◆ **What is asked**
Give the count of lines in the data that include the string "behavior", with no added remarks.

● ● ●

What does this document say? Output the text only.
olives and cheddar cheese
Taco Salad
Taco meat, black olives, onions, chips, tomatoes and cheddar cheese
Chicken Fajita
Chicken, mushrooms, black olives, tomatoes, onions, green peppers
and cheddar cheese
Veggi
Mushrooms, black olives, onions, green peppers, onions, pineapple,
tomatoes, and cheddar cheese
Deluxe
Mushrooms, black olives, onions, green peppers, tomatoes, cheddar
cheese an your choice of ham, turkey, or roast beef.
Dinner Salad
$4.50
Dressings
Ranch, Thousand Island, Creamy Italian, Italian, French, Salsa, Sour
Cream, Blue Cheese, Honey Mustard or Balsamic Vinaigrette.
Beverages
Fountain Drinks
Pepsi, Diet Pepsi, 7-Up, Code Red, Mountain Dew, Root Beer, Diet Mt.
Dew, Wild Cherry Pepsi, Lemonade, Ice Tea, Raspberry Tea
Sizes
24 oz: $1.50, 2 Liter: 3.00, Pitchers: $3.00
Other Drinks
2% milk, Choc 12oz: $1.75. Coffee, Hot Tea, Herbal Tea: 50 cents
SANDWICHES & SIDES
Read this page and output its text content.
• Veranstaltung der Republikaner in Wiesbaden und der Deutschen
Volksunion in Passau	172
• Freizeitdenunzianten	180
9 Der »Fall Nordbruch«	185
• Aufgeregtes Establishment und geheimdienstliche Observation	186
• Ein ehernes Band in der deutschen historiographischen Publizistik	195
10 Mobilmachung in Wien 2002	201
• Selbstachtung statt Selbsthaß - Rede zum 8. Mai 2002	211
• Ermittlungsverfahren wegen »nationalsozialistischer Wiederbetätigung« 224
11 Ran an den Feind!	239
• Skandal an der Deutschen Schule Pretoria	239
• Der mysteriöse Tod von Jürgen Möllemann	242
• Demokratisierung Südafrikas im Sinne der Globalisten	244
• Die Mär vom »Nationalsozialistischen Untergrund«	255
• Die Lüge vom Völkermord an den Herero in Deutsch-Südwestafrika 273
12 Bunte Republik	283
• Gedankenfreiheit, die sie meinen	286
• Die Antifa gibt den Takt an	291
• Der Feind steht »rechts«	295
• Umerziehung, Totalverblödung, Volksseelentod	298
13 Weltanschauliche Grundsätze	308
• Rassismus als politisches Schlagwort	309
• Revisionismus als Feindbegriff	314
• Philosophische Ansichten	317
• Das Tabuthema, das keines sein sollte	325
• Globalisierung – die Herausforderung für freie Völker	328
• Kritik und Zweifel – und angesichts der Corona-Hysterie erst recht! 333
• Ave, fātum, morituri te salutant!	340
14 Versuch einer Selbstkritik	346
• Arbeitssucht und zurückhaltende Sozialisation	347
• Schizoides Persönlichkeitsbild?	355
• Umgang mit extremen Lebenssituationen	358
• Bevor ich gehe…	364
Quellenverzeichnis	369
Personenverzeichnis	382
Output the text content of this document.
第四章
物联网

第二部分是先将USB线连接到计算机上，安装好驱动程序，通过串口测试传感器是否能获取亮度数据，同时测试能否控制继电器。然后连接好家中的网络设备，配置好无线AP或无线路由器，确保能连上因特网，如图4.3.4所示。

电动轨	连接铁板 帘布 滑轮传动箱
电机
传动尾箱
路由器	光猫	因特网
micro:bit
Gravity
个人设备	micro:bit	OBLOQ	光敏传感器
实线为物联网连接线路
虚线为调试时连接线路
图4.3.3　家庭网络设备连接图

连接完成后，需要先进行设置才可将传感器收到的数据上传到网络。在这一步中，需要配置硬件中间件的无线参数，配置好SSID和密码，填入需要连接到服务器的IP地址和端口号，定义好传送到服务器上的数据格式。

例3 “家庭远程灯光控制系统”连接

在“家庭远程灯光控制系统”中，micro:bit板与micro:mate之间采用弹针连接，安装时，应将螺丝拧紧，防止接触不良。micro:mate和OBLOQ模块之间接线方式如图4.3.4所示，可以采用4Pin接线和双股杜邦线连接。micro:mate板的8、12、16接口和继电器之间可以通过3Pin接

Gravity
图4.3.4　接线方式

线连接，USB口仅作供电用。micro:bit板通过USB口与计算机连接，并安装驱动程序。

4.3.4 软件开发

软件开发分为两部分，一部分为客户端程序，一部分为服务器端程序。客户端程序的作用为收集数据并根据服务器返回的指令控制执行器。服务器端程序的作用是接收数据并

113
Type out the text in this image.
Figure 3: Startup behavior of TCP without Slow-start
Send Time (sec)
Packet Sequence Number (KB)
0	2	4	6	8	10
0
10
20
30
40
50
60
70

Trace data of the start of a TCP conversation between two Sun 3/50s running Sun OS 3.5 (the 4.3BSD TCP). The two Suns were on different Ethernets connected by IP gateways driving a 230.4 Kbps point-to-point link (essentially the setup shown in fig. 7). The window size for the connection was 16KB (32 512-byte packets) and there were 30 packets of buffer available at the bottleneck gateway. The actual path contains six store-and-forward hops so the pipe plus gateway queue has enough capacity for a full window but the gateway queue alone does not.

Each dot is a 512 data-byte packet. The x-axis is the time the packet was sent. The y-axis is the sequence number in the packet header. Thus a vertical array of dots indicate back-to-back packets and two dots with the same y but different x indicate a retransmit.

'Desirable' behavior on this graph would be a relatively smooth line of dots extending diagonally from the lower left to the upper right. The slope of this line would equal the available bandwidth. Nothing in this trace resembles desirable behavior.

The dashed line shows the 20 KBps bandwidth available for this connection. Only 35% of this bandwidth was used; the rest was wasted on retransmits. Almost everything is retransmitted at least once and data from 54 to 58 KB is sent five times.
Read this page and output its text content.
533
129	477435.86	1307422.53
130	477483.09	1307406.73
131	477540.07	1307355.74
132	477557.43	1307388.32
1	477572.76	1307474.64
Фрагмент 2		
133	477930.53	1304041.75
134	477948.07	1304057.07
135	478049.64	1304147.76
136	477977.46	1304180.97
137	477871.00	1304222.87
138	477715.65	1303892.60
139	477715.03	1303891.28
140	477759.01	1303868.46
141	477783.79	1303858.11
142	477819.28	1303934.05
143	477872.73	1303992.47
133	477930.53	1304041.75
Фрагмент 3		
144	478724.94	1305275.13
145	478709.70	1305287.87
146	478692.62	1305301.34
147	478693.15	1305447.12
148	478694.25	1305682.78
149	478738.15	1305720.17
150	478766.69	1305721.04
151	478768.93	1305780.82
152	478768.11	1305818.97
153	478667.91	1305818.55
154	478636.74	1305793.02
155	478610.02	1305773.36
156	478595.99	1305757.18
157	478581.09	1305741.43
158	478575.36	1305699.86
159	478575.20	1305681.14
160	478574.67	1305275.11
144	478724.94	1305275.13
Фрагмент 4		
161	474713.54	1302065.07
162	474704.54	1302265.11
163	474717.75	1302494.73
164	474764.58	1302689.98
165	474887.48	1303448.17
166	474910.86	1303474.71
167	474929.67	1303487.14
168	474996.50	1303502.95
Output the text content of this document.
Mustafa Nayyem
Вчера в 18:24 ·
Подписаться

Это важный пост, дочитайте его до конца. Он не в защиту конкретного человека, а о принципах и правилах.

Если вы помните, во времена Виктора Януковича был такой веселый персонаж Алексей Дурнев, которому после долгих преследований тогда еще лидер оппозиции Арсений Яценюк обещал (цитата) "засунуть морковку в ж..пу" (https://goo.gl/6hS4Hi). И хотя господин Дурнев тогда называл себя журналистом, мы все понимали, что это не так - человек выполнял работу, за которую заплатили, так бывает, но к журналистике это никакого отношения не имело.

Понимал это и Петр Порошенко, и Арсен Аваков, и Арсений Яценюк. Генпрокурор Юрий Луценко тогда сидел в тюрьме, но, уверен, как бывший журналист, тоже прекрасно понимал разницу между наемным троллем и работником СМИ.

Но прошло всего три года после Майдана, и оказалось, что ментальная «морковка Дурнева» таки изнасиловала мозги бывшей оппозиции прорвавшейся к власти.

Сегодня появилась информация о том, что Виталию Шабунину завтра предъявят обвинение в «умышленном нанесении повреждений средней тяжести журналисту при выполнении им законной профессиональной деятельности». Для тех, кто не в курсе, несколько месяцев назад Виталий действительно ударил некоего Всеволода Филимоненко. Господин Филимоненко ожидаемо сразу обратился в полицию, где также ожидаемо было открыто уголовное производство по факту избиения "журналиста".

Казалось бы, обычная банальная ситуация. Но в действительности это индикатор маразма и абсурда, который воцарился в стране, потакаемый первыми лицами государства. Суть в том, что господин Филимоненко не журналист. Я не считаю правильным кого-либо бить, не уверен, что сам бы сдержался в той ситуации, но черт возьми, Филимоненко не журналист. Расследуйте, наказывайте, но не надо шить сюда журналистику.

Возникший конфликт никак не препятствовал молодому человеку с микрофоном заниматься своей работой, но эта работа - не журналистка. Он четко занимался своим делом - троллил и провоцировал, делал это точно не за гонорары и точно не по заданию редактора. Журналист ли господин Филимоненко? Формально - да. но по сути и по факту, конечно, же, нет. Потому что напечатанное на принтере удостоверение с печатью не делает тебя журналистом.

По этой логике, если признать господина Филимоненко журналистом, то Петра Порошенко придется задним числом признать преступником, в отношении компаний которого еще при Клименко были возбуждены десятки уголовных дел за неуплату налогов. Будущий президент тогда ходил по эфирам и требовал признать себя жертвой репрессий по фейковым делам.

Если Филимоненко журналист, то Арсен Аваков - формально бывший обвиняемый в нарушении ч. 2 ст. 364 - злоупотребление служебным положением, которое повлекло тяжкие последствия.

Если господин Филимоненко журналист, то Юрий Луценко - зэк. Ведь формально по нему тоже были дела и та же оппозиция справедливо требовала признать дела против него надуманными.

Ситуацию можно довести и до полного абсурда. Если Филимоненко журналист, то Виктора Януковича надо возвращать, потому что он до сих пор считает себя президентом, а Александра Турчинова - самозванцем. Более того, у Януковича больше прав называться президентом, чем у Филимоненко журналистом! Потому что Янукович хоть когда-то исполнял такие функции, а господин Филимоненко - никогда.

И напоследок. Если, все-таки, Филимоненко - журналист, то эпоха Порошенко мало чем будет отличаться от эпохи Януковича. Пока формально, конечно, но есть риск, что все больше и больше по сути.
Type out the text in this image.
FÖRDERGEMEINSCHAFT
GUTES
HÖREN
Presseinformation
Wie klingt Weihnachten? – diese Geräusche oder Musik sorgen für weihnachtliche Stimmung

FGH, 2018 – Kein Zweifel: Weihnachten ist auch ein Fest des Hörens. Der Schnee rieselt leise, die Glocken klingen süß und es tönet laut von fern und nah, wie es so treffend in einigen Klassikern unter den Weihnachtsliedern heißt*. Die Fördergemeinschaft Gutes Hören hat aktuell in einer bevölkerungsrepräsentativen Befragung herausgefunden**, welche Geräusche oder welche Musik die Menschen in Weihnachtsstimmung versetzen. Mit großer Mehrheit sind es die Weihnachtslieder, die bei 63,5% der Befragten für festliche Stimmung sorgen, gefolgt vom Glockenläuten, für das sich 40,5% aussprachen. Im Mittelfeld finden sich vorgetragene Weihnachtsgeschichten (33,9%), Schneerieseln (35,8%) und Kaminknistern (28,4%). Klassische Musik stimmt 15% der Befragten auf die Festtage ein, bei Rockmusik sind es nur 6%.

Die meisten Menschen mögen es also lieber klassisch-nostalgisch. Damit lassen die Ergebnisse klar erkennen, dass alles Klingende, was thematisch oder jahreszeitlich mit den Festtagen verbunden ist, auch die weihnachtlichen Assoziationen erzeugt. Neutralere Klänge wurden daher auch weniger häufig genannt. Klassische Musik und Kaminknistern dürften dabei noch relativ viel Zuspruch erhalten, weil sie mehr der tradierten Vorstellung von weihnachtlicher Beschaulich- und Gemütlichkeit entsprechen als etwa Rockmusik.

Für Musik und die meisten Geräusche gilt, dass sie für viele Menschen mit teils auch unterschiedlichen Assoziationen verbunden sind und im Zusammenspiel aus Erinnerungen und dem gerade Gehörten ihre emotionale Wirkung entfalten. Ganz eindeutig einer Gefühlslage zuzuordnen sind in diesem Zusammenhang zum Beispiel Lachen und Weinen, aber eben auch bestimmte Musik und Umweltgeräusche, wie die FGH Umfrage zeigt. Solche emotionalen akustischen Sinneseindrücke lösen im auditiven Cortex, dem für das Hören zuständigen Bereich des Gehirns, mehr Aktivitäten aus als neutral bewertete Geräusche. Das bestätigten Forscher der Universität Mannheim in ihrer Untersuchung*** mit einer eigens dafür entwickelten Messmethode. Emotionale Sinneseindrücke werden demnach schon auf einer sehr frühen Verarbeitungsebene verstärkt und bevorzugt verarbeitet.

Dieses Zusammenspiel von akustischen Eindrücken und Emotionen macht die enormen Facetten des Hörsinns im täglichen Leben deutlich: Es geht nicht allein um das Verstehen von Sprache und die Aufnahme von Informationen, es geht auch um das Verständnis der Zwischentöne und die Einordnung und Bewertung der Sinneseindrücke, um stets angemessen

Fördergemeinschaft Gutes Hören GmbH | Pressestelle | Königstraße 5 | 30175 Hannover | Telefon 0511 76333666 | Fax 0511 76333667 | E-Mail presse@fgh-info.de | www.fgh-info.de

● ● ●

◆ **Response below**
2